— START OF Excerpted records —
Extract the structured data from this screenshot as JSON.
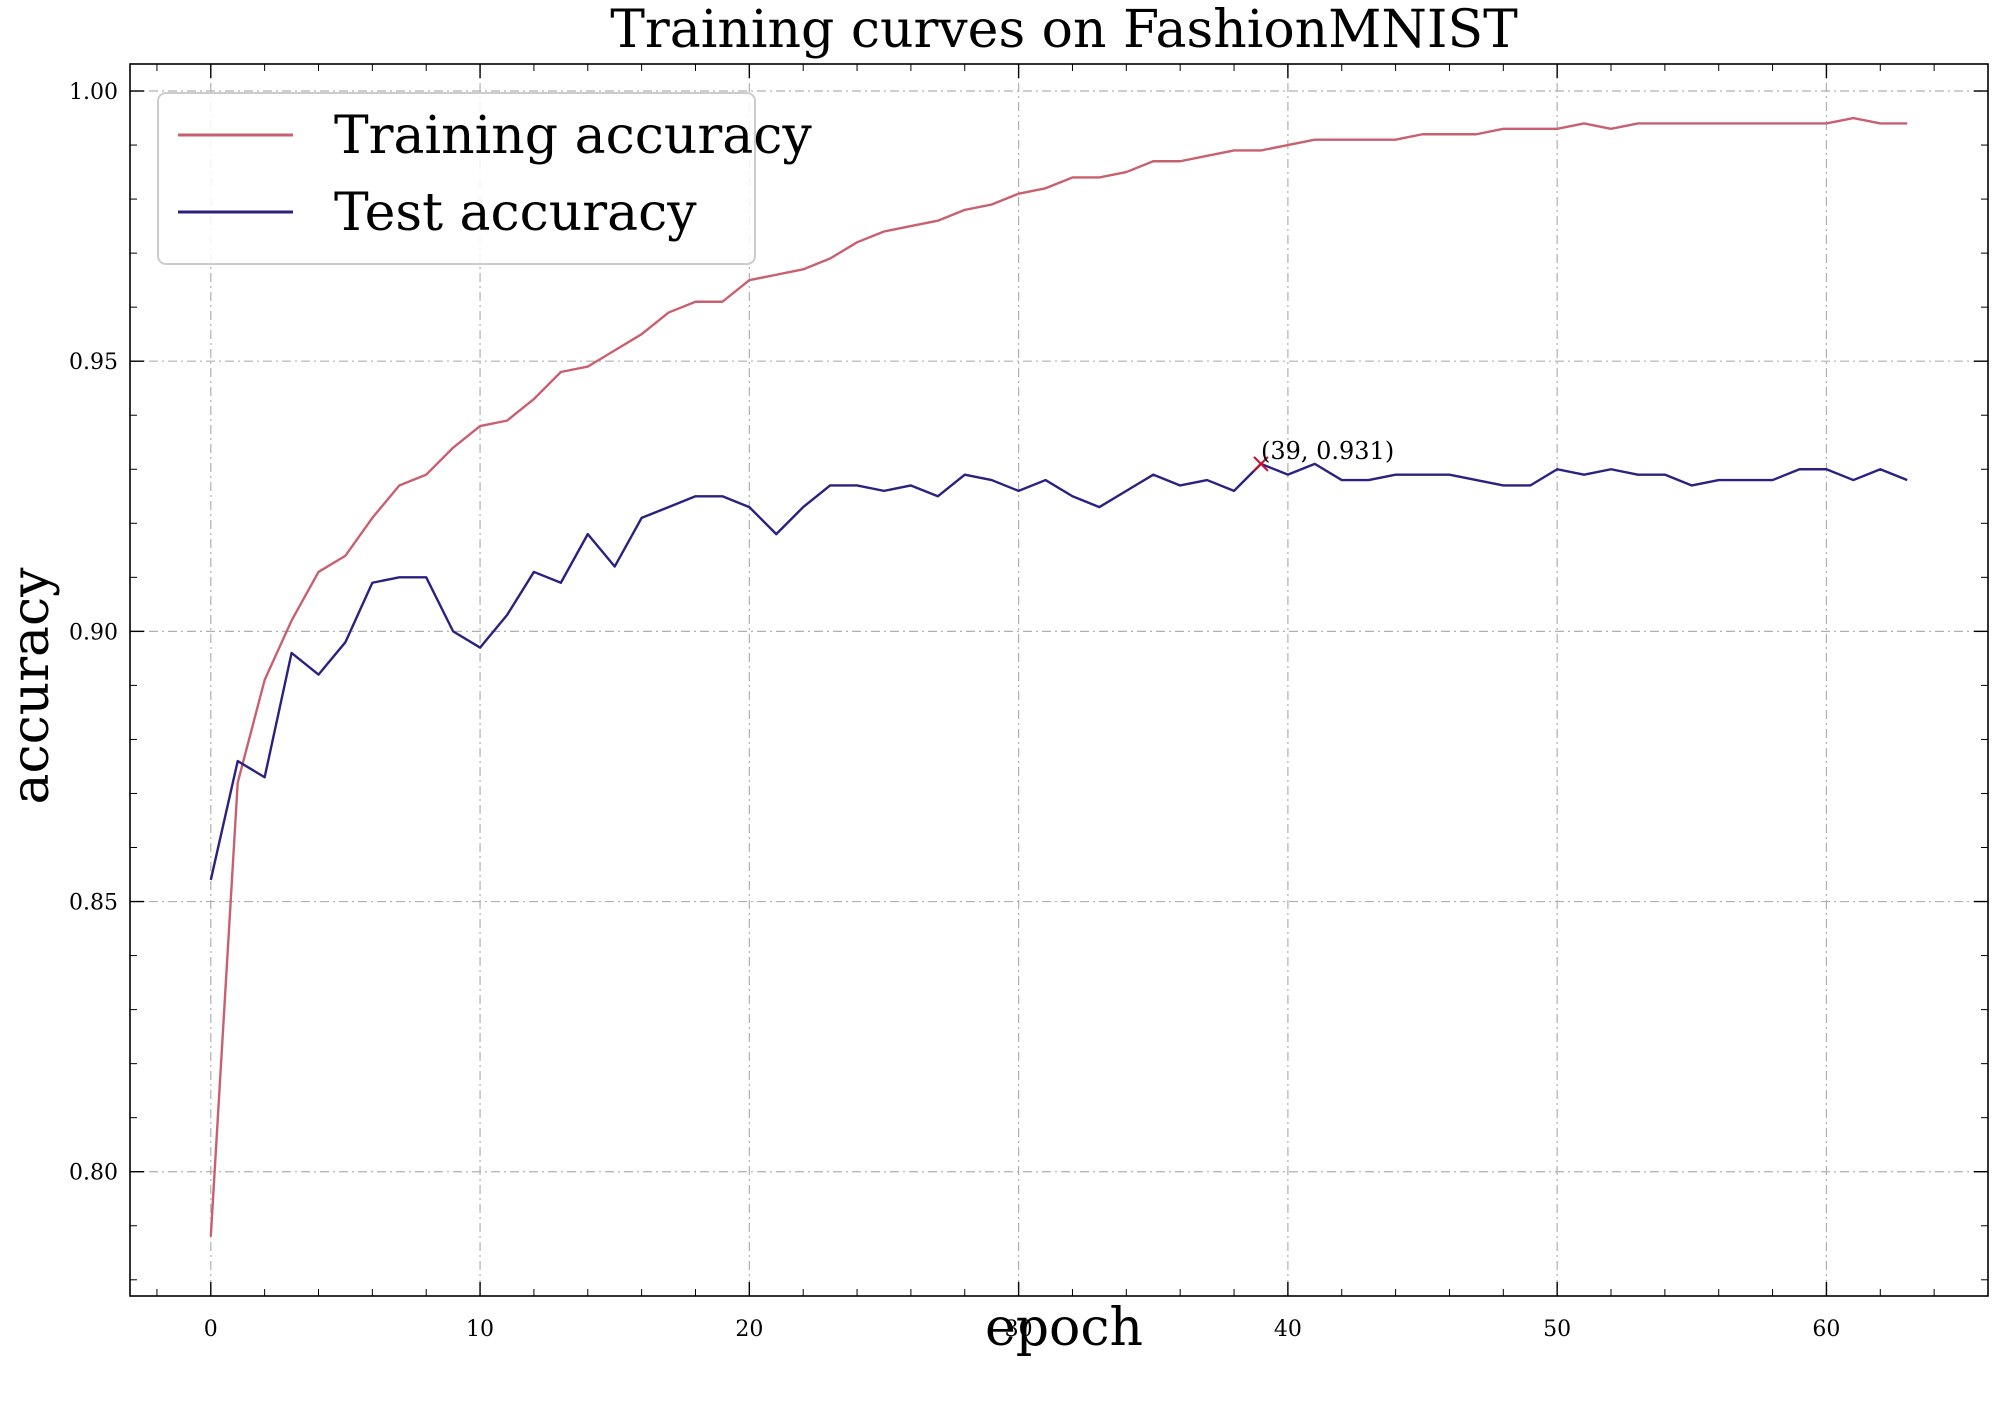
{
  "chart_data": {
    "type": "line",
    "title": "Training curves on FashionMNIST",
    "xlabel": "epoch",
    "ylabel": "accuracy",
    "xlim": [
      -3,
      66
    ],
    "ylim": [
      0.777,
      1.005
    ],
    "x_ticks": [
      0,
      10,
      20,
      30,
      40,
      50,
      60
    ],
    "y_ticks": [
      0.8,
      0.85,
      0.9,
      0.95,
      1.0
    ],
    "x_tick_labels": [
      "0",
      "10",
      "20",
      "30",
      "40",
      "50",
      "60"
    ],
    "y_tick_labels": [
      "0.80",
      "0.85",
      "0.90",
      "0.95",
      "1.00"
    ],
    "grid": true,
    "legend_position": "upper-left",
    "x": [
      0,
      1,
      2,
      3,
      4,
      5,
      6,
      7,
      8,
      9,
      10,
      11,
      12,
      13,
      14,
      15,
      16,
      17,
      18,
      19,
      20,
      21,
      22,
      23,
      24,
      25,
      26,
      27,
      28,
      29,
      30,
      31,
      32,
      33,
      34,
      35,
      36,
      37,
      38,
      39,
      40,
      41,
      42,
      43,
      44,
      45,
      46,
      47,
      48,
      49,
      50,
      51,
      52,
      53,
      54,
      55,
      56,
      57,
      58,
      59,
      60,
      61,
      62,
      63
    ],
    "series": [
      {
        "name": "Training accuracy",
        "color": "#c8606f",
        "values": [
          0.788,
          0.872,
          0.891,
          0.902,
          0.911,
          0.914,
          0.921,
          0.927,
          0.929,
          0.934,
          0.938,
          0.939,
          0.943,
          0.948,
          0.949,
          0.952,
          0.955,
          0.959,
          0.961,
          0.961,
          0.965,
          0.966,
          0.967,
          0.969,
          0.972,
          0.974,
          0.975,
          0.976,
          0.978,
          0.979,
          0.981,
          0.982,
          0.984,
          0.984,
          0.985,
          0.987,
          0.987,
          0.988,
          0.989,
          0.989,
          0.99,
          0.991,
          0.991,
          0.991,
          0.991,
          0.992,
          0.992,
          0.992,
          0.993,
          0.993,
          0.993,
          0.994,
          0.993,
          0.994,
          0.994,
          0.994,
          0.994,
          0.994,
          0.994,
          0.994,
          0.994,
          0.995,
          0.994,
          0.994
        ]
      },
      {
        "name": "Test accuracy",
        "color": "#2a2180",
        "values": [
          0.854,
          0.876,
          0.873,
          0.896,
          0.892,
          0.898,
          0.909,
          0.91,
          0.91,
          0.9,
          0.897,
          0.903,
          0.911,
          0.909,
          0.918,
          0.912,
          0.921,
          0.923,
          0.925,
          0.925,
          0.923,
          0.918,
          0.923,
          0.927,
          0.927,
          0.926,
          0.927,
          0.925,
          0.929,
          0.928,
          0.926,
          0.928,
          0.925,
          0.923,
          0.926,
          0.929,
          0.927,
          0.928,
          0.926,
          0.931,
          0.929,
          0.931,
          0.928,
          0.928,
          0.929,
          0.929,
          0.929,
          0.928,
          0.927,
          0.927,
          0.93,
          0.929,
          0.93,
          0.929,
          0.929,
          0.927,
          0.928,
          0.928,
          0.928,
          0.93,
          0.93,
          0.928,
          0.93,
          0.928
        ]
      }
    ],
    "annotation": {
      "x": 39,
      "y": 0.931,
      "text": "(39, 0.931)",
      "marker": "x",
      "color": "#c8102e"
    }
  }
}
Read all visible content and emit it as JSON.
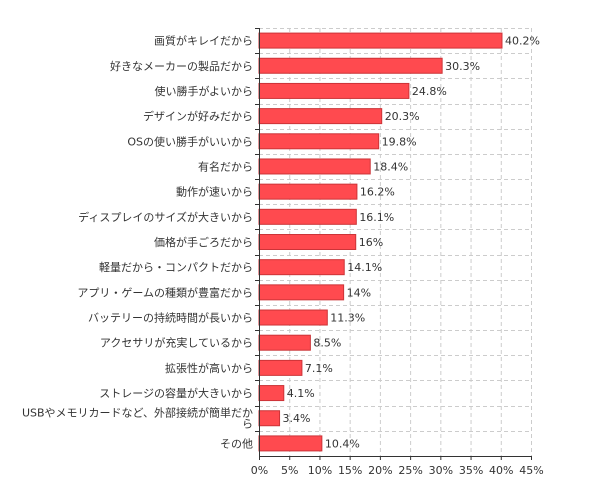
{
  "chart_data": {
    "type": "bar",
    "orientation": "horizontal",
    "categories": [
      "画質がキレイだから",
      "好きなメーカーの製品だから",
      "使い勝手がよいから",
      "デザインが好みだから",
      "OSの使い勝手がいいから",
      "有名だから",
      "動作が速いから",
      "ディスプレイのサイズが大きいから",
      "価格が手ごろだから",
      "軽量だから・コンパクトだから",
      "アプリ・ゲームの種類が豊富だから",
      "バッテリーの持続時間が長いから",
      "アクセサリが充実しているから",
      "拡張性が高いから",
      "ストレージの容量が大きいから",
      [
        "USBやメモリカードなど、外部接続が簡単だか",
        "ら"
      ],
      "その他"
    ],
    "values": [
      40.2,
      30.3,
      24.8,
      20.3,
      19.8,
      18.4,
      16.2,
      16.1,
      16,
      14.1,
      14,
      11.3,
      8.5,
      7.1,
      4.1,
      3.4,
      10.4
    ],
    "value_labels": [
      "40.2%",
      "30.3%",
      "24.8%",
      "20.3%",
      "19.8%",
      "18.4%",
      "16.2%",
      "16.1%",
      "16%",
      "14.1%",
      "14%",
      "11.3%",
      "8.5%",
      "7.1%",
      "4.1%",
      "3.4%",
      "10.4%"
    ],
    "xlim": [
      0,
      45
    ],
    "xticks": [
      0,
      5,
      10,
      15,
      20,
      25,
      30,
      35,
      40,
      45
    ],
    "xtick_labels": [
      "0%",
      "5%",
      "10%",
      "15%",
      "20%",
      "25%",
      "30%",
      "35%",
      "40%",
      "45%"
    ],
    "grid": true,
    "bar_color": "#ff4a4f",
    "bar_edge_color": "#cc3438",
    "title": "",
    "xlabel": "",
    "ylabel": ""
  }
}
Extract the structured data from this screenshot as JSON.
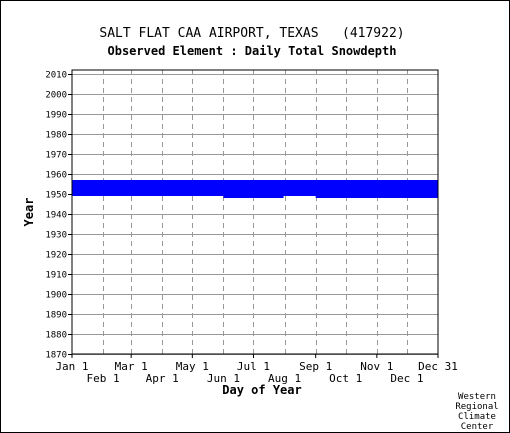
{
  "chart_data": {
    "type": "heatmap",
    "title": "SALT FLAT CAA AIRPORT, TEXAS   (417922)",
    "subtitle": "Observed Element : Daily Total Snowdepth",
    "xlabel": "Day of Year",
    "ylabel": "Year",
    "ylim": [
      1870,
      2012
    ],
    "y_ticks": [
      "2010",
      "2000",
      "1990",
      "1980",
      "1970",
      "1960",
      "1950",
      "1940",
      "1930",
      "1920",
      "1910",
      "1900",
      "1890",
      "1880",
      "1870"
    ],
    "x_ticks_top_row": [
      "Jan 1",
      "Mar 1",
      "May 1",
      "Jul 1",
      "Sep 1",
      "Nov 1",
      "Dec 31"
    ],
    "x_ticks_bottom_row": [
      "Feb 1",
      "Apr 1",
      "Jun 1",
      "Aug 1",
      "Oct 1",
      "Dec 1"
    ],
    "series": [
      {
        "color": "#0000ff",
        "spans": [
          {
            "day_start": 1,
            "day_end": 366,
            "year_start": 1949,
            "year_end": 1957
          },
          {
            "day_start": 60,
            "day_end": 366,
            "year_start": 1949,
            "year_end": 1957
          },
          {
            "day_start": 152,
            "day_end": 212,
            "year_start": 1948,
            "year_end": 1949
          },
          {
            "day_start": 244,
            "day_end": 366,
            "year_start": 1948,
            "year_end": 1949
          }
        ]
      }
    ],
    "grid": true
  },
  "credit": [
    "Western",
    "Regional",
    "Climate",
    "Center"
  ],
  "colors": {
    "data": "#0000ff",
    "grid": "#999999",
    "axis": "#000000"
  }
}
— END OF Excerpted records —
- [Exercise task]: Exactly as written, return every line of the listing, but not the pictures.

- [Answer in full]:
Extract the structured data from this screenshot as JSON.
{
  "chart_data": {
    "type": "line",
    "title": "Training curves on FashionMNIST",
    "xlabel": "epoch",
    "ylabel": "accuracy",
    "xlim": [
      -3,
      66
    ],
    "ylim": [
      0.777,
      1.005
    ],
    "x_ticks": [
      0,
      10,
      20,
      30,
      40,
      50,
      60
    ],
    "y_ticks": [
      0.8,
      0.85,
      0.9,
      0.95,
      1.0
    ],
    "x_tick_labels": [
      "0",
      "10",
      "20",
      "30",
      "40",
      "50",
      "60"
    ],
    "y_tick_labels": [
      "0.80",
      "0.85",
      "0.90",
      "0.95",
      "1.00"
    ],
    "grid": true,
    "legend_position": "upper-left",
    "x": [
      0,
      1,
      2,
      3,
      4,
      5,
      6,
      7,
      8,
      9,
      10,
      11,
      12,
      13,
      14,
      15,
      16,
      17,
      18,
      19,
      20,
      21,
      22,
      23,
      24,
      25,
      26,
      27,
      28,
      29,
      30,
      31,
      32,
      33,
      34,
      35,
      36,
      37,
      38,
      39,
      40,
      41,
      42,
      43,
      44,
      45,
      46,
      47,
      48,
      49,
      50,
      51,
      52,
      53,
      54,
      55,
      56,
      57,
      58,
      59,
      60,
      61,
      62,
      63
    ],
    "series": [
      {
        "name": "Training accuracy",
        "color": "#c8606f",
        "values": [
          0.788,
          0.872,
          0.891,
          0.902,
          0.911,
          0.914,
          0.921,
          0.927,
          0.929,
          0.934,
          0.938,
          0.939,
          0.943,
          0.948,
          0.949,
          0.952,
          0.955,
          0.959,
          0.961,
          0.961,
          0.965,
          0.966,
          0.967,
          0.969,
          0.972,
          0.974,
          0.975,
          0.976,
          0.978,
          0.979,
          0.981,
          0.982,
          0.984,
          0.984,
          0.985,
          0.987,
          0.987,
          0.988,
          0.989,
          0.989,
          0.99,
          0.991,
          0.991,
          0.991,
          0.991,
          0.992,
          0.992,
          0.992,
          0.993,
          0.993,
          0.993,
          0.994,
          0.993,
          0.994,
          0.994,
          0.994,
          0.994,
          0.994,
          0.994,
          0.994,
          0.994,
          0.995,
          0.994,
          0.994
        ]
      },
      {
        "name": "Test accuracy",
        "color": "#2a2180",
        "values": [
          0.854,
          0.876,
          0.873,
          0.896,
          0.892,
          0.898,
          0.909,
          0.91,
          0.91,
          0.9,
          0.897,
          0.903,
          0.911,
          0.909,
          0.918,
          0.912,
          0.921,
          0.923,
          0.925,
          0.925,
          0.923,
          0.918,
          0.923,
          0.927,
          0.927,
          0.926,
          0.927,
          0.925,
          0.929,
          0.928,
          0.926,
          0.928,
          0.925,
          0.923,
          0.926,
          0.929,
          0.927,
          0.928,
          0.926,
          0.931,
          0.929,
          0.931,
          0.928,
          0.928,
          0.929,
          0.929,
          0.929,
          0.928,
          0.927,
          0.927,
          0.93,
          0.929,
          0.93,
          0.929,
          0.929,
          0.927,
          0.928,
          0.928,
          0.928,
          0.93,
          0.93,
          0.928,
          0.93,
          0.928
        ]
      }
    ],
    "annotation": {
      "x": 39,
      "y": 0.931,
      "text": "(39, 0.931)",
      "marker": "x",
      "color": "#c8102e"
    }
  }
}
Read all visible content and emit it as JSON.
{
  "chart_data": {
    "type": "bar",
    "orientation": "horizontal",
    "categories": [
      "画質がキレイだから",
      "好きなメーカーの製品だから",
      "使い勝手がよいから",
      "デザインが好みだから",
      "OSの使い勝手がいいから",
      "有名だから",
      "動作が速いから",
      "ディスプレイのサイズが大きいから",
      "価格が手ごろだから",
      "軽量だから・コンパクトだから",
      "アプリ・ゲームの種類が豊富だから",
      "バッテリーの持続時間が長いから",
      "アクセサリが充実しているから",
      "拡張性が高いから",
      "ストレージの容量が大きいから",
      [
        "USBやメモリカードなど、外部接続が簡単だか",
        "ら"
      ],
      "その他"
    ],
    "values": [
      40.2,
      30.3,
      24.8,
      20.3,
      19.8,
      18.4,
      16.2,
      16.1,
      16,
      14.1,
      14,
      11.3,
      8.5,
      7.1,
      4.1,
      3.4,
      10.4
    ],
    "value_labels": [
      "40.2%",
      "30.3%",
      "24.8%",
      "20.3%",
      "19.8%",
      "18.4%",
      "16.2%",
      "16.1%",
      "16%",
      "14.1%",
      "14%",
      "11.3%",
      "8.5%",
      "7.1%",
      "4.1%",
      "3.4%",
      "10.4%"
    ],
    "xlim": [
      0,
      45
    ],
    "xticks": [
      0,
      5,
      10,
      15,
      20,
      25,
      30,
      35,
      40,
      45
    ],
    "xtick_labels": [
      "0%",
      "5%",
      "10%",
      "15%",
      "20%",
      "25%",
      "30%",
      "35%",
      "40%",
      "45%"
    ],
    "grid": true,
    "bar_color": "#ff4a4f",
    "bar_edge_color": "#cc3438",
    "title": "",
    "xlabel": "",
    "ylabel": ""
  }
}
Extract the structured data from this screenshot as JSON.
{
  "chart_data": {
    "type": "heatmap",
    "title": "SALT FLAT CAA AIRPORT, TEXAS   (417922)",
    "subtitle": "Observed Element : Daily Total Snowdepth",
    "xlabel": "Day of Year",
    "ylabel": "Year",
    "ylim": [
      1870,
      2012
    ],
    "y_ticks": [
      "2010",
      "2000",
      "1990",
      "1980",
      "1970",
      "1960",
      "1950",
      "1940",
      "1930",
      "1920",
      "1910",
      "1900",
      "1890",
      "1880",
      "1870"
    ],
    "x_ticks_top_row": [
      "Jan 1",
      "Mar 1",
      "May 1",
      "Jul 1",
      "Sep 1",
      "Nov 1",
      "Dec 31"
    ],
    "x_ticks_bottom_row": [
      "Feb 1",
      "Apr 1",
      "Jun 1",
      "Aug 1",
      "Oct 1",
      "Dec 1"
    ],
    "series": [
      {
        "color": "#0000ff",
        "spans": [
          {
            "day_start": 1,
            "day_end": 366,
            "year_start": 1949,
            "year_end": 1957
          },
          {
            "day_start": 60,
            "day_end": 366,
            "year_start": 1949,
            "year_end": 1957
          },
          {
            "day_start": 152,
            "day_end": 212,
            "year_start": 1948,
            "year_end": 1949
          },
          {
            "day_start": 244,
            "day_end": 366,
            "year_start": 1948,
            "year_end": 1949
          }
        ]
      }
    ],
    "grid": true
  },
  "credit": [
    "Western",
    "Regional",
    "Climate",
    "Center"
  ],
  "colors": {
    "data": "#0000ff",
    "grid": "#999999",
    "axis": "#000000"
  }
}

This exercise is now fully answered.